WHAT YOU HAVE TO DO » Write out each entry again. Keep every word exactly as it is.
-=-=-
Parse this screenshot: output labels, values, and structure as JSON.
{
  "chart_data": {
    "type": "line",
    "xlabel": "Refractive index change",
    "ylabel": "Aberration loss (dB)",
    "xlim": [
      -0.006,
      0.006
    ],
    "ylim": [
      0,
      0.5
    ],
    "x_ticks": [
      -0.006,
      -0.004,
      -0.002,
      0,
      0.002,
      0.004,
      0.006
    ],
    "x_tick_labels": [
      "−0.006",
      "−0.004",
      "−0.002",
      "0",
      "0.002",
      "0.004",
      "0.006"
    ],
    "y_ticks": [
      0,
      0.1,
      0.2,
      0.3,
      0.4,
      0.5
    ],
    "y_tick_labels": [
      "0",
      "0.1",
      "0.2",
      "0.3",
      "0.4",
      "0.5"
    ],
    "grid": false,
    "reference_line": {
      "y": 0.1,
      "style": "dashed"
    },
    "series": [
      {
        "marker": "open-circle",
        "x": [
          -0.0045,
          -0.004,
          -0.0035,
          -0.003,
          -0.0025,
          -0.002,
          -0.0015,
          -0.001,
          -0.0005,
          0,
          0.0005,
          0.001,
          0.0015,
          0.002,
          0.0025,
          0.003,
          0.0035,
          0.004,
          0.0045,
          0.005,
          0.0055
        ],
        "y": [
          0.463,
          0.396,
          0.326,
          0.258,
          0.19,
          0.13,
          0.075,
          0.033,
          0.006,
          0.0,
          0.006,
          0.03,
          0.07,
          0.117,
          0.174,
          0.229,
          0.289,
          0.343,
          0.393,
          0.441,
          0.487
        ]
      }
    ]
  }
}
-=-=-
WRITTEN RESPONSE »
Parse this screenshot: output labels, values, and structure as JSON.
{
  "chart_data": {
    "type": "line",
    "xlabel": "Refractive index change",
    "ylabel": "Aberration loss (dB)",
    "xlim": [
      -0.006,
      0.006
    ],
    "ylim": [
      0,
      0.5
    ],
    "x_ticks": [
      -0.006,
      -0.004,
      -0.002,
      0,
      0.002,
      0.004,
      0.006
    ],
    "x_tick_labels": [
      "−0.006",
      "−0.004",
      "−0.002",
      "0",
      "0.002",
      "0.004",
      "0.006"
    ],
    "y_ticks": [
      0,
      0.1,
      0.2,
      0.3,
      0.4,
      0.5
    ],
    "y_tick_labels": [
      "0",
      "0.1",
      "0.2",
      "0.3",
      "0.4",
      "0.5"
    ],
    "grid": false,
    "reference_line": {
      "y": 0.1,
      "style": "dashed"
    },
    "series": [
      {
        "marker": "open-circle",
        "x": [
          -0.0045,
          -0.004,
          -0.0035,
          -0.003,
          -0.0025,
          -0.002,
          -0.0015,
          -0.001,
          -0.0005,
          0,
          0.0005,
          0.001,
          0.0015,
          0.002,
          0.0025,
          0.003,
          0.0035,
          0.004,
          0.0045,
          0.005,
          0.0055
        ],
        "y": [
          0.463,
          0.396,
          0.326,
          0.258,
          0.19,
          0.13,
          0.075,
          0.033,
          0.006,
          0.0,
          0.006,
          0.03,
          0.07,
          0.117,
          0.174,
          0.229,
          0.289,
          0.343,
          0.393,
          0.441,
          0.487
        ]
      }
    ]
  }
}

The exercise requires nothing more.